::: Entries :::

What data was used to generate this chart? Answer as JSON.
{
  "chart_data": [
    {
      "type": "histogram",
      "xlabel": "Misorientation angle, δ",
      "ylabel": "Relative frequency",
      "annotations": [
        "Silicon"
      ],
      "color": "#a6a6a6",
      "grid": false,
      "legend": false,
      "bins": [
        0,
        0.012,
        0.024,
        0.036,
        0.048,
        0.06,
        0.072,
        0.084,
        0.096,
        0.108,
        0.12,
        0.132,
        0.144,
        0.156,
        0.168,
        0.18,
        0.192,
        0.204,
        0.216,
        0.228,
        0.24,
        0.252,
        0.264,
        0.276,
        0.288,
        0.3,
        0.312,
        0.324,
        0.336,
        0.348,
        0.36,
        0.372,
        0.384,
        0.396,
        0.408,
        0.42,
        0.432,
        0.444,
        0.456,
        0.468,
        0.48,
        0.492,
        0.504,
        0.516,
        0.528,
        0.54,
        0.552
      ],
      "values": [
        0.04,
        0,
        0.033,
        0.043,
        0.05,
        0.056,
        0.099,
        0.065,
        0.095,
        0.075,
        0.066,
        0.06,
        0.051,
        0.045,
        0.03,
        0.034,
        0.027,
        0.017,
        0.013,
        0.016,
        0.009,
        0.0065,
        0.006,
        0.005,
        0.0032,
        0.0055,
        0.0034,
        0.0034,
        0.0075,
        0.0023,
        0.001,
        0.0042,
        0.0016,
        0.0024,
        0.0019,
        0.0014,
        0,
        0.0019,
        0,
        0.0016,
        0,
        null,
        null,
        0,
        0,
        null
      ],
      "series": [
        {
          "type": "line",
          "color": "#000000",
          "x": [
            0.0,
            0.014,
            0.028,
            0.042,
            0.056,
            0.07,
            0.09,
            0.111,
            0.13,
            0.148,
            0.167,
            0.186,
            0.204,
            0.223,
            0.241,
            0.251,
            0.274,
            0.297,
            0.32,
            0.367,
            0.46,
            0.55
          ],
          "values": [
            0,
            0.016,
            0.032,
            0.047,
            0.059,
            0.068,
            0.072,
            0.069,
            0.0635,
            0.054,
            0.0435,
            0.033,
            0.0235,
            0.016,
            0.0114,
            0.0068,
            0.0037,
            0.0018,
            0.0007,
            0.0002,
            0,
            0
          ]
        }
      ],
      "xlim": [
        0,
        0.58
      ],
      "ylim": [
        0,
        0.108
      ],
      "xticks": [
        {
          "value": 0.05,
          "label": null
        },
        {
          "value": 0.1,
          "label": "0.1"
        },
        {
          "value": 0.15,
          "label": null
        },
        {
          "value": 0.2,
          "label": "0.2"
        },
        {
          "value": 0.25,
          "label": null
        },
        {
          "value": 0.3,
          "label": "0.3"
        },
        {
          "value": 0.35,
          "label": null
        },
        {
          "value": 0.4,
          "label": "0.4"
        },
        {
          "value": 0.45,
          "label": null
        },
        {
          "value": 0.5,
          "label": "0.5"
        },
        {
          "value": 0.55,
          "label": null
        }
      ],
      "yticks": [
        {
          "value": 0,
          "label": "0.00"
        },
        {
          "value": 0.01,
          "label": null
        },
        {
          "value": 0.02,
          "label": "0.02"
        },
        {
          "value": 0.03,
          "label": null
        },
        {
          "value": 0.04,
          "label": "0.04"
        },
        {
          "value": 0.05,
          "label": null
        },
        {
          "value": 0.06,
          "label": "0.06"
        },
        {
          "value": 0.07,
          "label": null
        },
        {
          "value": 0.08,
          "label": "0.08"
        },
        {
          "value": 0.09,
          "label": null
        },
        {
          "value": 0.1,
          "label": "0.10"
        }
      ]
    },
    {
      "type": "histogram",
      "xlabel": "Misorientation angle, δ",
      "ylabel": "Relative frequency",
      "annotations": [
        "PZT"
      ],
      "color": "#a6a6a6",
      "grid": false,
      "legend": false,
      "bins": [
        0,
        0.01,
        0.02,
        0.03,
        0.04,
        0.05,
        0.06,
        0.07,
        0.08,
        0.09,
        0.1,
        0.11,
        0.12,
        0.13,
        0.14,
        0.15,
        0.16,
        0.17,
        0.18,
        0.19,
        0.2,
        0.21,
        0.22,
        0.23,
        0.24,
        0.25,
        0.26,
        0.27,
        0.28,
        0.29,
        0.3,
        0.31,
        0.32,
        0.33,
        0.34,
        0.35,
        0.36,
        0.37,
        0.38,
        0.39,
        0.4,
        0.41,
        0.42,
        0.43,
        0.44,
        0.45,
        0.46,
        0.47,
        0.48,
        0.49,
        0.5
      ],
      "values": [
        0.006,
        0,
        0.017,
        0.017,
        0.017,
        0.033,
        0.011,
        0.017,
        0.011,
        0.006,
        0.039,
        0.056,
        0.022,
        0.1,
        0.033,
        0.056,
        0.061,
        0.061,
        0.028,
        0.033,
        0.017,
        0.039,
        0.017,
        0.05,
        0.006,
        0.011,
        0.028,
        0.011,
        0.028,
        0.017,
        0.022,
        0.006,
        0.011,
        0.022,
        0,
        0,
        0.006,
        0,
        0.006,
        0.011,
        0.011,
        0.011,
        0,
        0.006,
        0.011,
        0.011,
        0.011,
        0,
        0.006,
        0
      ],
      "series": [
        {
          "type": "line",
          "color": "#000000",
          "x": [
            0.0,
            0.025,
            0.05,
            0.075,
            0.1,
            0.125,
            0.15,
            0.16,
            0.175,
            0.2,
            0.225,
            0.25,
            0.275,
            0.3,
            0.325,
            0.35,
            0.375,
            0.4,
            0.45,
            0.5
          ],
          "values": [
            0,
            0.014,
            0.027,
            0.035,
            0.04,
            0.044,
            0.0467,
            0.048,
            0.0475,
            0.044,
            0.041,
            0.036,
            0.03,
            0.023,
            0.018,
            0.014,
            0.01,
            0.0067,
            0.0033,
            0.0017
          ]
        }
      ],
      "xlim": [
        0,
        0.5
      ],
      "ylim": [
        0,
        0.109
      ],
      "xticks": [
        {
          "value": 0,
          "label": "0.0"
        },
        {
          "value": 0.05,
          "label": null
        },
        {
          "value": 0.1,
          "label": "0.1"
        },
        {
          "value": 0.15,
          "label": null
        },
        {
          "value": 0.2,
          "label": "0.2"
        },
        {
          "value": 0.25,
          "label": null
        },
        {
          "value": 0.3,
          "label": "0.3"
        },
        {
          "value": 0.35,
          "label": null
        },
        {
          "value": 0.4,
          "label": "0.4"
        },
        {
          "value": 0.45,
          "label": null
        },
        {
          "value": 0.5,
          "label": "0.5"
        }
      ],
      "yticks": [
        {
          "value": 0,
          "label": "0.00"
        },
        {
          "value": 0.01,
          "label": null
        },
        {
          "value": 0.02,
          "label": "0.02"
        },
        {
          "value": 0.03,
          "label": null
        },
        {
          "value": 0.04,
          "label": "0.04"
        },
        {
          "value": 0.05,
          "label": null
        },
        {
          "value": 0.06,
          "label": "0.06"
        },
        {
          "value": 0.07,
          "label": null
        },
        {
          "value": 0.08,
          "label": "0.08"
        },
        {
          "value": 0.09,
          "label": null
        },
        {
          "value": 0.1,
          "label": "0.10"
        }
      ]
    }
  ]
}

:::

## Description of the task
Write the material out again word for word.

## Answer
What data was used to generate this chart? Answer as JSON.
{
  "chart_data": [
    {
      "type": "histogram",
      "xlabel": "Misorientation angle, δ",
      "ylabel": "Relative frequency",
      "annotations": [
        "Silicon"
      ],
      "color": "#a6a6a6",
      "grid": false,
      "legend": false,
      "bins": [
        0,
        0.012,
        0.024,
        0.036,
        0.048,
        0.06,
        0.072,
        0.084,
        0.096,
        0.108,
        0.12,
        0.132,
        0.144,
        0.156,
        0.168,
        0.18,
        0.192,
        0.204,
        0.216,
        0.228,
        0.24,
        0.252,
        0.264,
        0.276,
        0.288,
        0.3,
        0.312,
        0.324,
        0.336,
        0.348,
        0.36,
        0.372,
        0.384,
        0.396,
        0.408,
        0.42,
        0.432,
        0.444,
        0.456,
        0.468,
        0.48,
        0.492,
        0.504,
        0.516,
        0.528,
        0.54,
        0.552
      ],
      "values": [
        0.04,
        0,
        0.033,
        0.043,
        0.05,
        0.056,
        0.099,
        0.065,
        0.095,
        0.075,
        0.066,
        0.06,
        0.051,
        0.045,
        0.03,
        0.034,
        0.027,
        0.017,
        0.013,
        0.016,
        0.009,
        0.0065,
        0.006,
        0.005,
        0.0032,
        0.0055,
        0.0034,
        0.0034,
        0.0075,
        0.0023,
        0.001,
        0.0042,
        0.0016,
        0.0024,
        0.0019,
        0.0014,
        0,
        0.0019,
        0,
        0.0016,
        0,
        null,
        null,
        0,
        0,
        null
      ],
      "series": [
        {
          "type": "line",
          "color": "#000000",
          "x": [
            0.0,
            0.014,
            0.028,
            0.042,
            0.056,
            0.07,
            0.09,
            0.111,
            0.13,
            0.148,
            0.167,
            0.186,
            0.204,
            0.223,
            0.241,
            0.251,
            0.274,
            0.297,
            0.32,
            0.367,
            0.46,
            0.55
          ],
          "values": [
            0,
            0.016,
            0.032,
            0.047,
            0.059,
            0.068,
            0.072,
            0.069,
            0.0635,
            0.054,
            0.0435,
            0.033,
            0.0235,
            0.016,
            0.0114,
            0.0068,
            0.0037,
            0.0018,
            0.0007,
            0.0002,
            0,
            0
          ]
        }
      ],
      "xlim": [
        0,
        0.58
      ],
      "ylim": [
        0,
        0.108
      ],
      "xticks": [
        {
          "value": 0.05,
          "label": null
        },
        {
          "value": 0.1,
          "label": "0.1"
        },
        {
          "value": 0.15,
          "label": null
        },
        {
          "value": 0.2,
          "label": "0.2"
        },
        {
          "value": 0.25,
          "label": null
        },
        {
          "value": 0.3,
          "label": "0.3"
        },
        {
          "value": 0.35,
          "label": null
        },
        {
          "value": 0.4,
          "label": "0.4"
        },
        {
          "value": 0.45,
          "label": null
        },
        {
          "value": 0.5,
          "label": "0.5"
        },
        {
          "value": 0.55,
          "label": null
        }
      ],
      "yticks": [
        {
          "value": 0,
          "label": "0.00"
        },
        {
          "value": 0.01,
          "label": null
        },
        {
          "value": 0.02,
          "label": "0.02"
        },
        {
          "value": 0.03,
          "label": null
        },
        {
          "value": 0.04,
          "label": "0.04"
        },
        {
          "value": 0.05,
          "label": null
        },
        {
          "value": 0.06,
          "label": "0.06"
        },
        {
          "value": 0.07,
          "label": null
        },
        {
          "value": 0.08,
          "label": "0.08"
        },
        {
          "value": 0.09,
          "label": null
        },
        {
          "value": 0.1,
          "label": "0.10"
        }
      ]
    },
    {
      "type": "histogram",
      "xlabel": "Misorientation angle, δ",
      "ylabel": "Relative frequency",
      "annotations": [
        "PZT"
      ],
      "color": "#a6a6a6",
      "grid": false,
      "legend": false,
      "bins": [
        0,
        0.01,
        0.02,
        0.03,
        0.04,
        0.05,
        0.06,
        0.07,
        0.08,
        0.09,
        0.1,
        0.11,
        0.12,
        0.13,
        0.14,
        0.15,
        0.16,
        0.17,
        0.18,
        0.19,
        0.2,
        0.21,
        0.22,
        0.23,
        0.24,
        0.25,
        0.26,
        0.27,
        0.28,
        0.29,
        0.3,
        0.31,
        0.32,
        0.33,
        0.34,
        0.35,
        0.36,
        0.37,
        0.38,
        0.39,
        0.4,
        0.41,
        0.42,
        0.43,
        0.44,
        0.45,
        0.46,
        0.47,
        0.48,
        0.49,
        0.5
      ],
      "values": [
        0.006,
        0,
        0.017,
        0.017,
        0.017,
        0.033,
        0.011,
        0.017,
        0.011,
        0.006,
        0.039,
        0.056,
        0.022,
        0.1,
        0.033,
        0.056,
        0.061,
        0.061,
        0.028,
        0.033,
        0.017,
        0.039,
        0.017,
        0.05,
        0.006,
        0.011,
        0.028,
        0.011,
        0.028,
        0.017,
        0.022,
        0.006,
        0.011,
        0.022,
        0,
        0,
        0.006,
        0,
        0.006,
        0.011,
        0.011,
        0.011,
        0,
        0.006,
        0.011,
        0.011,
        0.011,
        0,
        0.006,
        0
      ],
      "series": [
        {
          "type": "line",
          "color": "#000000",
          "x": [
            0.0,
            0.025,
            0.05,
            0.075,
            0.1,
            0.125,
            0.15,
            0.16,
            0.175,
            0.2,
            0.225,
            0.25,
            0.275,
            0.3,
            0.325,
            0.35,
            0.375,
            0.4,
            0.45,
            0.5
          ],
          "values": [
            0,
            0.014,
            0.027,
            0.035,
            0.04,
            0.044,
            0.0467,
            0.048,
            0.0475,
            0.044,
            0.041,
            0.036,
            0.03,
            0.023,
            0.018,
            0.014,
            0.01,
            0.0067,
            0.0033,
            0.0017
          ]
        }
      ],
      "xlim": [
        0,
        0.5
      ],
      "ylim": [
        0,
        0.109
      ],
      "xticks": [
        {
          "value": 0,
          "label": "0.0"
        },
        {
          "value": 0.05,
          "label": null
        },
        {
          "value": 0.1,
          "label": "0.1"
        },
        {
          "value": 0.15,
          "label": null
        },
        {
          "value": 0.2,
          "label": "0.2"
        },
        {
          "value": 0.25,
          "label": null
        },
        {
          "value": 0.3,
          "label": "0.3"
        },
        {
          "value": 0.35,
          "label": null
        },
        {
          "value": 0.4,
          "label": "0.4"
        },
        {
          "value": 0.45,
          "label": null
        },
        {
          "value": 0.5,
          "label": "0.5"
        }
      ],
      "yticks": [
        {
          "value": 0,
          "label": "0.00"
        },
        {
          "value": 0.01,
          "label": null
        },
        {
          "value": 0.02,
          "label": "0.02"
        },
        {
          "value": 0.03,
          "label": null
        },
        {
          "value": 0.04,
          "label": "0.04"
        },
        {
          "value": 0.05,
          "label": null
        },
        {
          "value": 0.06,
          "label": "0.06"
        },
        {
          "value": 0.07,
          "label": null
        },
        {
          "value": 0.08,
          "label": "0.08"
        },
        {
          "value": 0.09,
          "label": null
        },
        {
          "value": 0.1,
          "label": "0.10"
        }
      ]
    }
  ]
}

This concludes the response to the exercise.